## [SHORT TASK]
Search the listing below for the word "call" and copy each line that holds it.

Items from a dataset
+ + + +
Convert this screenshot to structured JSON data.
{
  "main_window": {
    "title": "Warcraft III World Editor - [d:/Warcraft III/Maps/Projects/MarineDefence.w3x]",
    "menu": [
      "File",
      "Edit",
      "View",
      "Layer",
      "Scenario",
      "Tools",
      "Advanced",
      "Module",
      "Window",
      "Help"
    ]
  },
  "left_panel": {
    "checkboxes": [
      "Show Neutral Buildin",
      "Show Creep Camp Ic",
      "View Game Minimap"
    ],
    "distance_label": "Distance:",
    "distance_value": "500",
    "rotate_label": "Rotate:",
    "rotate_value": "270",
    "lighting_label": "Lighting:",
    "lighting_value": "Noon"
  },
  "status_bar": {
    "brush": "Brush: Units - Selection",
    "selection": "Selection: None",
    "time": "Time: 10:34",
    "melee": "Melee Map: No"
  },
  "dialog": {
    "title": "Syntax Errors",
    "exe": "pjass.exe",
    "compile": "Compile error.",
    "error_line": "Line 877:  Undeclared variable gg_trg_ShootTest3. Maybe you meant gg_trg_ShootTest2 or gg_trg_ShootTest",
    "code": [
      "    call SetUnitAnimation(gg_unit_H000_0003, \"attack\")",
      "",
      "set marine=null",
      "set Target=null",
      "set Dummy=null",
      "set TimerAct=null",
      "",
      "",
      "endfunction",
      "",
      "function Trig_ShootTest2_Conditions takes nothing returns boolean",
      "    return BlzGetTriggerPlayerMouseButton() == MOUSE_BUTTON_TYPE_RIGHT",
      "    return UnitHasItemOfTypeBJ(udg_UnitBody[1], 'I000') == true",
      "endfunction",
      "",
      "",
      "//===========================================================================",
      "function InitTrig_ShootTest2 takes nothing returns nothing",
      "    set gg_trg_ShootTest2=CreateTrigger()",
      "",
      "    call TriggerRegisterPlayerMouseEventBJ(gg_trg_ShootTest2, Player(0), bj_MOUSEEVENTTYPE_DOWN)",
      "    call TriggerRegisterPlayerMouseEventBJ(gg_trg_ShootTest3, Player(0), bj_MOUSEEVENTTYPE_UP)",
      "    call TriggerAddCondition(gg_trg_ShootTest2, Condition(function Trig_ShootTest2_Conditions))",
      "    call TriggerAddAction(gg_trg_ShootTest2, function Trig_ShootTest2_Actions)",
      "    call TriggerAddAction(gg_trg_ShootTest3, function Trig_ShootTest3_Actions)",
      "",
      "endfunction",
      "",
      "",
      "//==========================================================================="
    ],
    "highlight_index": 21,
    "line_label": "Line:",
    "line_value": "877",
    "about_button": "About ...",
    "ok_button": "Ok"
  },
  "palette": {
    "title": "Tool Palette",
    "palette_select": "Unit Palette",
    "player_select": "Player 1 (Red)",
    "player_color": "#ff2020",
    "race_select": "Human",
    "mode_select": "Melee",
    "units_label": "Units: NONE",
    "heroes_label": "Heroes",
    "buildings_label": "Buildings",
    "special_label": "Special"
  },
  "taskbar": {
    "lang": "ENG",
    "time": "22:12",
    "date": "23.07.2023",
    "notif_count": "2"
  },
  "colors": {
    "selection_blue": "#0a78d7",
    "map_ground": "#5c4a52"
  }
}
+ + + +
## [RESPONSE BELOW]
      "    call SetUnitAnimation(gg_unit_H000_0003, \"attack\")",
      "    call TriggerRegisterPlayerMouseEventBJ(gg_trg_ShootTest2, Player(0), bj_MOUSEEVENTTYPE_DOWN)",
      "    call TriggerRegisterPlayerMouseEventBJ(gg_trg_ShootTest3, Player(0), bj_MOUSEEVENTTYPE_UP)",
      "    call TriggerAddCondition(gg_trg_ShootTest2, Condition(function Trig_ShootTest2_Conditions))",
      "    call TriggerAddAction(gg_trg_ShootTest2, function Trig_ShootTest2_Actions)",
      "    call TriggerAddAction(gg_trg_ShootTest3, function Trig_ShootTest3_Actions)",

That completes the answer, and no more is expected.